■ **Aim of the exercise**:
Copy out the data below verbatim.

■ **Data**:
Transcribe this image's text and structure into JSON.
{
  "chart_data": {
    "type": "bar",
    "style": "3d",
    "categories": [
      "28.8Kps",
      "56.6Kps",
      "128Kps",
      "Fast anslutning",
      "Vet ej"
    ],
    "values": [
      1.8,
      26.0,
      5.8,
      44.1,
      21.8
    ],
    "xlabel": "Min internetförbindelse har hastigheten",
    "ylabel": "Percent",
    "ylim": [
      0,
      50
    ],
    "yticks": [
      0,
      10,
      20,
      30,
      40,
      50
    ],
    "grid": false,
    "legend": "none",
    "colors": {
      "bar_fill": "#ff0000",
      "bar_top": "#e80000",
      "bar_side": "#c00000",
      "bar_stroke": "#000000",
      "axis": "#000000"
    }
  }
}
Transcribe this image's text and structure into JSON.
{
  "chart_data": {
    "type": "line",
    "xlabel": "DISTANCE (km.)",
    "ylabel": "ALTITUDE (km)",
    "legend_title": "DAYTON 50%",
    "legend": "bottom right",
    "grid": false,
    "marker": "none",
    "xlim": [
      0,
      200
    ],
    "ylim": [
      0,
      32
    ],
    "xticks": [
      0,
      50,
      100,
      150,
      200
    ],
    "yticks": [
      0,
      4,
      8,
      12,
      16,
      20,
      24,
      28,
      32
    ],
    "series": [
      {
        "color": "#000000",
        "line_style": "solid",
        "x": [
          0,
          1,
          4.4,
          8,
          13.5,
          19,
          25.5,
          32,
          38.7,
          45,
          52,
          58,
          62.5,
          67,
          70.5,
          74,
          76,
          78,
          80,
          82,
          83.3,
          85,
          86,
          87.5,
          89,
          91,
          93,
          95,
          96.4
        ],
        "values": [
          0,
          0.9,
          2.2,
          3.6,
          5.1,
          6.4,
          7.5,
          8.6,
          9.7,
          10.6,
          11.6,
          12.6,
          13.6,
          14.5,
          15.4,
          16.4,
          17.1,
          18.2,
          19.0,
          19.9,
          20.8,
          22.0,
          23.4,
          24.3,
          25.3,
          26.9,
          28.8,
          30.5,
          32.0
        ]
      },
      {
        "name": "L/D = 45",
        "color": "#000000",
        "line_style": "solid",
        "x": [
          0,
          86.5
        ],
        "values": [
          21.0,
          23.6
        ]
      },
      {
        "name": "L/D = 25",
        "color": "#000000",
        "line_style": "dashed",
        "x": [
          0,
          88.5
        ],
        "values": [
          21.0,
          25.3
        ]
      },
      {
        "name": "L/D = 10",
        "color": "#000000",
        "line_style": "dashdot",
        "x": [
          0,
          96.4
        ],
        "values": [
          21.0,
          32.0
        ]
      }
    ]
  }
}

■ **Solution to this exercise**:
Transcribe this image's text and structure into JSON.
{
  "chart_data": {
    "type": "bar",
    "style": "3d",
    "categories": [
      "28.8Kps",
      "56.6Kps",
      "128Kps",
      "Fast anslutning",
      "Vet ej"
    ],
    "values": [
      1.8,
      26.0,
      5.8,
      44.1,
      21.8
    ],
    "xlabel": "Min internetförbindelse har hastigheten",
    "ylabel": "Percent",
    "ylim": [
      0,
      50
    ],
    "yticks": [
      0,
      10,
      20,
      30,
      40,
      50
    ],
    "grid": false,
    "legend": "none",
    "colors": {
      "bar_fill": "#ff0000",
      "bar_top": "#e80000",
      "bar_side": "#c00000",
      "bar_stroke": "#000000",
      "axis": "#000000"
    }
  }
}
Transcribe this image's text and structure into JSON.
{
  "chart_data": {
    "type": "line",
    "xlabel": "DISTANCE (km.)",
    "ylabel": "ALTITUDE (km)",
    "legend_title": "DAYTON 50%",
    "legend": "bottom right",
    "grid": false,
    "marker": "none",
    "xlim": [
      0,
      200
    ],
    "ylim": [
      0,
      32
    ],
    "xticks": [
      0,
      50,
      100,
      150,
      200
    ],
    "yticks": [
      0,
      4,
      8,
      12,
      16,
      20,
      24,
      28,
      32
    ],
    "series": [
      {
        "color": "#000000",
        "line_style": "solid",
        "x": [
          0,
          1,
          4.4,
          8,
          13.5,
          19,
          25.5,
          32,
          38.7,
          45,
          52,
          58,
          62.5,
          67,
          70.5,
          74,
          76,
          78,
          80,
          82,
          83.3,
          85,
          86,
          87.5,
          89,
          91,
          93,
          95,
          96.4
        ],
        "values": [
          0,
          0.9,
          2.2,
          3.6,
          5.1,
          6.4,
          7.5,
          8.6,
          9.7,
          10.6,
          11.6,
          12.6,
          13.6,
          14.5,
          15.4,
          16.4,
          17.1,
          18.2,
          19.0,
          19.9,
          20.8,
          22.0,
          23.4,
          24.3,
          25.3,
          26.9,
          28.8,
          30.5,
          32.0
        ]
      },
      {
        "name": "L/D = 45",
        "color": "#000000",
        "line_style": "solid",
        "x": [
          0,
          86.5
        ],
        "values": [
          21.0,
          23.6
        ]
      },
      {
        "name": "L/D = 25",
        "color": "#000000",
        "line_style": "dashed",
        "x": [
          0,
          88.5
        ],
        "values": [
          21.0,
          25.3
        ]
      },
      {
        "name": "L/D = 10",
        "color": "#000000",
        "line_style": "dashdot",
        "x": [
          0,
          96.4
        ],
        "values": [
          21.0,
          32.0
        ]
      }
    ]
  }
}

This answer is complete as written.